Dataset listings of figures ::
--------------------------------------------------

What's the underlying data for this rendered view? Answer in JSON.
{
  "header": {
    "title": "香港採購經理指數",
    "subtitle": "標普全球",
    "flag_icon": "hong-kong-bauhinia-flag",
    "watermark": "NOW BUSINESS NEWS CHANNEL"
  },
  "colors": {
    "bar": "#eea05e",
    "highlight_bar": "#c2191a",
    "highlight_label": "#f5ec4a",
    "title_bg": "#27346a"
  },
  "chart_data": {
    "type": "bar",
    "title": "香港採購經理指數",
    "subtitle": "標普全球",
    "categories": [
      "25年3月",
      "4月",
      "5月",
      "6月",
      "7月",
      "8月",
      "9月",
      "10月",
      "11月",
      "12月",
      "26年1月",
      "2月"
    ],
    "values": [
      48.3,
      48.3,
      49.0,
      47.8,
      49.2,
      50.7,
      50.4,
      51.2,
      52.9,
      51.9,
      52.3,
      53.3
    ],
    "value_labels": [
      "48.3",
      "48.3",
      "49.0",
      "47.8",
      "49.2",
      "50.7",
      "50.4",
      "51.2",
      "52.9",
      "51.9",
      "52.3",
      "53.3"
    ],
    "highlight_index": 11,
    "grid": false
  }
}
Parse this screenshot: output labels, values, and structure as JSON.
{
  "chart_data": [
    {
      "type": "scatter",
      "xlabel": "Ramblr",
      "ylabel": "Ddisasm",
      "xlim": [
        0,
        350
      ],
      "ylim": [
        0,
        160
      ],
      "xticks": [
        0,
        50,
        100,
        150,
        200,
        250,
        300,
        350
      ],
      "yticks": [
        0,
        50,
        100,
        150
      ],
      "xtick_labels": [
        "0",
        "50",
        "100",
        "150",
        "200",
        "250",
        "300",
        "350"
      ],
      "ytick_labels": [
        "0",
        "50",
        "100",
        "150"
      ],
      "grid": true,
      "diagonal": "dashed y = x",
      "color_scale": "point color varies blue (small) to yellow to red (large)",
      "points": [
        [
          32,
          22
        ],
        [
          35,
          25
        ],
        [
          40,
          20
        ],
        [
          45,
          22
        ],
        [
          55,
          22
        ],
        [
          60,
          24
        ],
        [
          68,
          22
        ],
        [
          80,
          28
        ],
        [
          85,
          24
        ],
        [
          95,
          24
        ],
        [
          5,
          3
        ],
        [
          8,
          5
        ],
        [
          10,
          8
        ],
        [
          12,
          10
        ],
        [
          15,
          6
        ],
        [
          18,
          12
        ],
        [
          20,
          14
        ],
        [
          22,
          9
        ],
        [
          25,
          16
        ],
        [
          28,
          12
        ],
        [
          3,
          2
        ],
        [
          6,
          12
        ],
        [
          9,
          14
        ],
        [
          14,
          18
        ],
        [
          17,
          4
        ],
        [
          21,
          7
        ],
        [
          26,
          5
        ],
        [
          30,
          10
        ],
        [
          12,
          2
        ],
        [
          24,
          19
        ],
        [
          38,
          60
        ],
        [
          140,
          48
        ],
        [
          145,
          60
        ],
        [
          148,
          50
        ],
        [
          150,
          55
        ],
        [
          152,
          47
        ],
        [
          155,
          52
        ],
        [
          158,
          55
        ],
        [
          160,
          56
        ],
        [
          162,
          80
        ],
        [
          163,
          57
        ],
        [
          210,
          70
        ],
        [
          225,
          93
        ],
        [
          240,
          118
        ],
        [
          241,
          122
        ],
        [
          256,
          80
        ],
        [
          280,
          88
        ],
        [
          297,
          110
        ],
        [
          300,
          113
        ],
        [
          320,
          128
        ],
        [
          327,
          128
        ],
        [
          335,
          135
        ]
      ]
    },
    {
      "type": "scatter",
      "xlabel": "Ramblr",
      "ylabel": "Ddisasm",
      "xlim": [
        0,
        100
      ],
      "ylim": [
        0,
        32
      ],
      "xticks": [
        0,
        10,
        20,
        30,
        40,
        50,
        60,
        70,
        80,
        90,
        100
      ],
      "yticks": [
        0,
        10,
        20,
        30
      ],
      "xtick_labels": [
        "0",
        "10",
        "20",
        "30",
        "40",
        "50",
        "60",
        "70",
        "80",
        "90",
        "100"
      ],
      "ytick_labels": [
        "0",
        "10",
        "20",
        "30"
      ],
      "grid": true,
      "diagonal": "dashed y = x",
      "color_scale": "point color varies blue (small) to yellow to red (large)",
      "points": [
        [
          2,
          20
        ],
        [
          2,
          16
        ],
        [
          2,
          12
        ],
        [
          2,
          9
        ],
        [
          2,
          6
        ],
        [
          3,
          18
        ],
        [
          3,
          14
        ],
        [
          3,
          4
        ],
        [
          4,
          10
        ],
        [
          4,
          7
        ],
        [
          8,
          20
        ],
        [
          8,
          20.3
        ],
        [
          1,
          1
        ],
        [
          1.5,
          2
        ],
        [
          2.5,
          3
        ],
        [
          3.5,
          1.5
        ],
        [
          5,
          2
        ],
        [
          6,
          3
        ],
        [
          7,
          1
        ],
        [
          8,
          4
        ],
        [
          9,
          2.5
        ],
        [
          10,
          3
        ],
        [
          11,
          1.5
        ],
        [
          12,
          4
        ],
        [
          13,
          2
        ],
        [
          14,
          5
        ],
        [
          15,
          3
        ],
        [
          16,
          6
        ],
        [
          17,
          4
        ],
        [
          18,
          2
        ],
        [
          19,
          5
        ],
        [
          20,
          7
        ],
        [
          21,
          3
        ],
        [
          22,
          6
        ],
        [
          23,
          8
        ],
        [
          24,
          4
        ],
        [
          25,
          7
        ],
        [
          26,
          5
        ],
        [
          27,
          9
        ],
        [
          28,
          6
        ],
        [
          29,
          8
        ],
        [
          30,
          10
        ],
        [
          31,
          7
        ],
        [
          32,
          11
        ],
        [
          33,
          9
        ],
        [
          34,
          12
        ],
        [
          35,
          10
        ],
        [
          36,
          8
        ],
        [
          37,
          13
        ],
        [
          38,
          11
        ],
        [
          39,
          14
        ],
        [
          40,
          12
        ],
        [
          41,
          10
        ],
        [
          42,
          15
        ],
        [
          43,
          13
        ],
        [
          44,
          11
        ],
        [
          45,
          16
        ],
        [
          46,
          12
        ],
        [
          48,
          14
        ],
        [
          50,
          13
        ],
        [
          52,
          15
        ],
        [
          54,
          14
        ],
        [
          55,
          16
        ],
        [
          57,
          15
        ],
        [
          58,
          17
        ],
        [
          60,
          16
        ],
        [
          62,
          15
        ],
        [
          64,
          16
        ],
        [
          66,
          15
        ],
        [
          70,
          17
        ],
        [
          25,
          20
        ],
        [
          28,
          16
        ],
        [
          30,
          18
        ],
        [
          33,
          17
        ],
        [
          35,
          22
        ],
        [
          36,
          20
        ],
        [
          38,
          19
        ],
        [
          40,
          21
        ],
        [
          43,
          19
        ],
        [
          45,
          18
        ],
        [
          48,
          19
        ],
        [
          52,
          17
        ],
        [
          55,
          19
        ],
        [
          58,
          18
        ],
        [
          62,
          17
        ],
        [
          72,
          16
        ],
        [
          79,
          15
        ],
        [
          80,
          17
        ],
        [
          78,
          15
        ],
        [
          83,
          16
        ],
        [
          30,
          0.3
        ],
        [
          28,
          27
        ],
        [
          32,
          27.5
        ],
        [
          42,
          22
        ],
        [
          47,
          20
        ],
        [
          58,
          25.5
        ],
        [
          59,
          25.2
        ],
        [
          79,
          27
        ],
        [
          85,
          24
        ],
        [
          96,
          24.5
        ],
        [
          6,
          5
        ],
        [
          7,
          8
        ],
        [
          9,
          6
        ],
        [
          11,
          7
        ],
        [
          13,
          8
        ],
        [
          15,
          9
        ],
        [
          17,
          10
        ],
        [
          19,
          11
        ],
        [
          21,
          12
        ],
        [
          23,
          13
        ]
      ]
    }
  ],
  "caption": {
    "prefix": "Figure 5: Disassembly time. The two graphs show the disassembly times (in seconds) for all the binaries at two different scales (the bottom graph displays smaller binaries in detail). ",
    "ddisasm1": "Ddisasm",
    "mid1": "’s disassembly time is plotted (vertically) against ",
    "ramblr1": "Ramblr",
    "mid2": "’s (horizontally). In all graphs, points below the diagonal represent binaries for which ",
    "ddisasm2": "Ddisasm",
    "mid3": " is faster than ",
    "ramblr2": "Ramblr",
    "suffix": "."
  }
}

--------------------------------------------------

What you need to do :: Copy out every line in the entries above that holds "disassembly".

Answer to this exercise ::
    "prefix": "Figure 5: Disassembly time. The two graphs show the disassembly times (in seconds) for all the binaries at two different scales (the bottom graph displays smaller binaries in detail). ",
    "mid1": "’s disassembly time is plotted (vertically) against ",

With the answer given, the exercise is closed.